**Aim of the task:** Return only the number of lines holding the word "frame".

[Records from a collection of figures]
'''
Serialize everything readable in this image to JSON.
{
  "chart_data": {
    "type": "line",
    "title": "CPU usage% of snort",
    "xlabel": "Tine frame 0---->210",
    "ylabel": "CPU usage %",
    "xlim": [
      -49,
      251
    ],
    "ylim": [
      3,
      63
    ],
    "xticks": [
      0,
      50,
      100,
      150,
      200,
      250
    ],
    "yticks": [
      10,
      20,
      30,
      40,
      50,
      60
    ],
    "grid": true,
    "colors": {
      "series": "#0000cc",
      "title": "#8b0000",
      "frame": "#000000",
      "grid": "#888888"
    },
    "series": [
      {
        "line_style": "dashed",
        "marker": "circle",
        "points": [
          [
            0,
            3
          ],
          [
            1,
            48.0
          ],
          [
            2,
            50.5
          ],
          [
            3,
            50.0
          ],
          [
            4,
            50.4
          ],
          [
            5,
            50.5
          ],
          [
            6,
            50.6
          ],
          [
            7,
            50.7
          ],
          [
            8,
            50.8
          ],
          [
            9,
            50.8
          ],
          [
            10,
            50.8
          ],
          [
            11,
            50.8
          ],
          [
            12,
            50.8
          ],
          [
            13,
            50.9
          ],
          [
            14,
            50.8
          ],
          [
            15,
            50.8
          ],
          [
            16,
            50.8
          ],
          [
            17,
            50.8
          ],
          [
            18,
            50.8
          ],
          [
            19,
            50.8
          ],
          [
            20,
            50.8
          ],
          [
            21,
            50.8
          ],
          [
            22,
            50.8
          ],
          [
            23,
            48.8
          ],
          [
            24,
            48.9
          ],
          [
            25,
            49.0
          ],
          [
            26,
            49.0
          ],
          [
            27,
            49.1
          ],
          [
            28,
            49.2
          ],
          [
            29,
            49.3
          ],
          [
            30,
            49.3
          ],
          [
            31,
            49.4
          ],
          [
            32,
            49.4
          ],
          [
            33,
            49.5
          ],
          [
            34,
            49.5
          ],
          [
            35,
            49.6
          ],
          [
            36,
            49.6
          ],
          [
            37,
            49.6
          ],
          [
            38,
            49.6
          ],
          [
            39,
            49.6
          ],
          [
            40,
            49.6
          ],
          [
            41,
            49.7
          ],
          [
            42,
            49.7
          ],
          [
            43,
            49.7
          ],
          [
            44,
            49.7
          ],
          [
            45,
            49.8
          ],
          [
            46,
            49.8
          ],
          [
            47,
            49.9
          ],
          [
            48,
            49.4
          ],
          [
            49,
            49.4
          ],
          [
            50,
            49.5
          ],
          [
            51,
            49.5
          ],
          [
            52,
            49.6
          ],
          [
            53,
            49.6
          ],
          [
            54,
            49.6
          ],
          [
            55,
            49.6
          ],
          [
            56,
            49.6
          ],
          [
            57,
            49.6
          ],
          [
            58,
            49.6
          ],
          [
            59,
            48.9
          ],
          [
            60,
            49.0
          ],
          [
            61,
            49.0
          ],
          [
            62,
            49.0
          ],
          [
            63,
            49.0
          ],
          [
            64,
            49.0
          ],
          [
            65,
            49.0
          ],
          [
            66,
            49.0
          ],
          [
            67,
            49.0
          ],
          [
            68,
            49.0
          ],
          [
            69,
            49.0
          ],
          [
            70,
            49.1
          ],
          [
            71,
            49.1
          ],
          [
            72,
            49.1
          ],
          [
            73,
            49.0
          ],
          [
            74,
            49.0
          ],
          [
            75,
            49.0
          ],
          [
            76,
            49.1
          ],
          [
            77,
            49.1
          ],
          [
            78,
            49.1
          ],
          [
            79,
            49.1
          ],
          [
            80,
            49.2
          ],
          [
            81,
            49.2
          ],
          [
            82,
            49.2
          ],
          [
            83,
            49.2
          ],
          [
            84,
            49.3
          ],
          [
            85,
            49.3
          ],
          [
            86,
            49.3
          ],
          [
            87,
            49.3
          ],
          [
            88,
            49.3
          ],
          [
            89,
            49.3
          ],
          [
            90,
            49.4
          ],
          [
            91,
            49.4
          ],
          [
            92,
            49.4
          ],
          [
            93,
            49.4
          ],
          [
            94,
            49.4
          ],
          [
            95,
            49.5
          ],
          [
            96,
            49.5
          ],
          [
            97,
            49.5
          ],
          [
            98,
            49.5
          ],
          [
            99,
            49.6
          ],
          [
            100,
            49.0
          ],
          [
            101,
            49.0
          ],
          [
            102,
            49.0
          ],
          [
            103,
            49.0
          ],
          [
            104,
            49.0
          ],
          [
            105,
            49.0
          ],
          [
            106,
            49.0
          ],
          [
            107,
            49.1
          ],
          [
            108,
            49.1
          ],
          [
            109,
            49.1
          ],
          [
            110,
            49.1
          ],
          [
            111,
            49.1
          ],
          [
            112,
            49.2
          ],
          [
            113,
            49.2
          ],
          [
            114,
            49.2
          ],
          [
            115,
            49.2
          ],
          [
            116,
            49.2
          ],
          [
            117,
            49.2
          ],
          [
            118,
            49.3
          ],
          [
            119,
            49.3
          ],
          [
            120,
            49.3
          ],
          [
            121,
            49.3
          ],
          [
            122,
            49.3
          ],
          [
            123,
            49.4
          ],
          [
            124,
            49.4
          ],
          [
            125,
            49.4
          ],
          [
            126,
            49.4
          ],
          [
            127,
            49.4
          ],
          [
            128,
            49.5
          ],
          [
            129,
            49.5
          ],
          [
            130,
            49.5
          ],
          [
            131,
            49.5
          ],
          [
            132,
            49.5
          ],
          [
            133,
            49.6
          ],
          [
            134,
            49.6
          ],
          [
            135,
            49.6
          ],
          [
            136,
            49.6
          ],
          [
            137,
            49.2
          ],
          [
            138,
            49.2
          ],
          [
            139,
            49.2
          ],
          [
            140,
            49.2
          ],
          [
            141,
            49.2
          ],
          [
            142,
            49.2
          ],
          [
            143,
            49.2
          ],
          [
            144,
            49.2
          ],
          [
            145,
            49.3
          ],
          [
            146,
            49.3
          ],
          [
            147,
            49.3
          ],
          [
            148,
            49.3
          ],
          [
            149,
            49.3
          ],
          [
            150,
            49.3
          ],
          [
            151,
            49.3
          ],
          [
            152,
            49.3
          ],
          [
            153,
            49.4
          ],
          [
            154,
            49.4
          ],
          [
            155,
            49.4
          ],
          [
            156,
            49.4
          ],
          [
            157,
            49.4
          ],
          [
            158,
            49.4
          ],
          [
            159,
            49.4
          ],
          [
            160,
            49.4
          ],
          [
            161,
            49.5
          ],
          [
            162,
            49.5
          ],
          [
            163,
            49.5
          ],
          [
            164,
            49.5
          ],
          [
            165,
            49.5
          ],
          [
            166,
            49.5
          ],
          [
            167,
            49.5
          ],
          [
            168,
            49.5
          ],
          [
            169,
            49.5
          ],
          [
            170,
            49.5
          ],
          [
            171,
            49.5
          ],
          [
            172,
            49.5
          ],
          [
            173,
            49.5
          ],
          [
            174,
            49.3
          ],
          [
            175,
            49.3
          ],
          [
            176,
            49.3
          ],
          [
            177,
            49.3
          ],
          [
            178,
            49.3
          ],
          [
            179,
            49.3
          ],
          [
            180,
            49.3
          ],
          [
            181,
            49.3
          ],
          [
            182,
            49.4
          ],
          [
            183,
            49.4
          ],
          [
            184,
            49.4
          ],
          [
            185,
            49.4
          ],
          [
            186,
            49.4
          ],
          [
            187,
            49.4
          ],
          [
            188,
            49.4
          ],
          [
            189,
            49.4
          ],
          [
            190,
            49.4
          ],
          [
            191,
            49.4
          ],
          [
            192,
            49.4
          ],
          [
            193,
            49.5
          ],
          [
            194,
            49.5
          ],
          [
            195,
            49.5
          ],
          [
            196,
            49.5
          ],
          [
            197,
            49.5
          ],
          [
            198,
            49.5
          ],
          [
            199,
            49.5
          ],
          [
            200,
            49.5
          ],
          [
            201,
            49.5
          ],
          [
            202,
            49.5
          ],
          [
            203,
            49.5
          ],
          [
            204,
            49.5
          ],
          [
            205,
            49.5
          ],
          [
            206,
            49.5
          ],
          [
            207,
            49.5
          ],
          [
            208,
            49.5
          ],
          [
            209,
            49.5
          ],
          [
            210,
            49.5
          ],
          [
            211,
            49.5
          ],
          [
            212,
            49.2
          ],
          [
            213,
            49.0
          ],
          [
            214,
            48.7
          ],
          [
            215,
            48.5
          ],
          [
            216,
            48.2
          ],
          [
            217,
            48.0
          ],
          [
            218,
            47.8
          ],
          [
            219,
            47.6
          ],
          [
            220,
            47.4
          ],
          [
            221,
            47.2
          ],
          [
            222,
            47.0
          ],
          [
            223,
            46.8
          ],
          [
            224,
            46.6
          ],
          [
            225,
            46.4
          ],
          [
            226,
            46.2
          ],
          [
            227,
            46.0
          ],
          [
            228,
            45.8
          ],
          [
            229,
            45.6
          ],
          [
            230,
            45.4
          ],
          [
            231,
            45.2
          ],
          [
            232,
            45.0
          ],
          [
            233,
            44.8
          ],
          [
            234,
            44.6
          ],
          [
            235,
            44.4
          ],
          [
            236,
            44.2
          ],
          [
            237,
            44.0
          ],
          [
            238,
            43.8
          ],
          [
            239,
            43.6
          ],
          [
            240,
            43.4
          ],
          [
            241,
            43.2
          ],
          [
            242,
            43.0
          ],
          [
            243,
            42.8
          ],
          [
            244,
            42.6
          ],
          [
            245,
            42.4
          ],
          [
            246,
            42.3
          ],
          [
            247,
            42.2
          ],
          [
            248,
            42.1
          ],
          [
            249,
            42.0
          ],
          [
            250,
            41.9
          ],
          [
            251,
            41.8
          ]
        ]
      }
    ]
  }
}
'''
**The completed task:** 2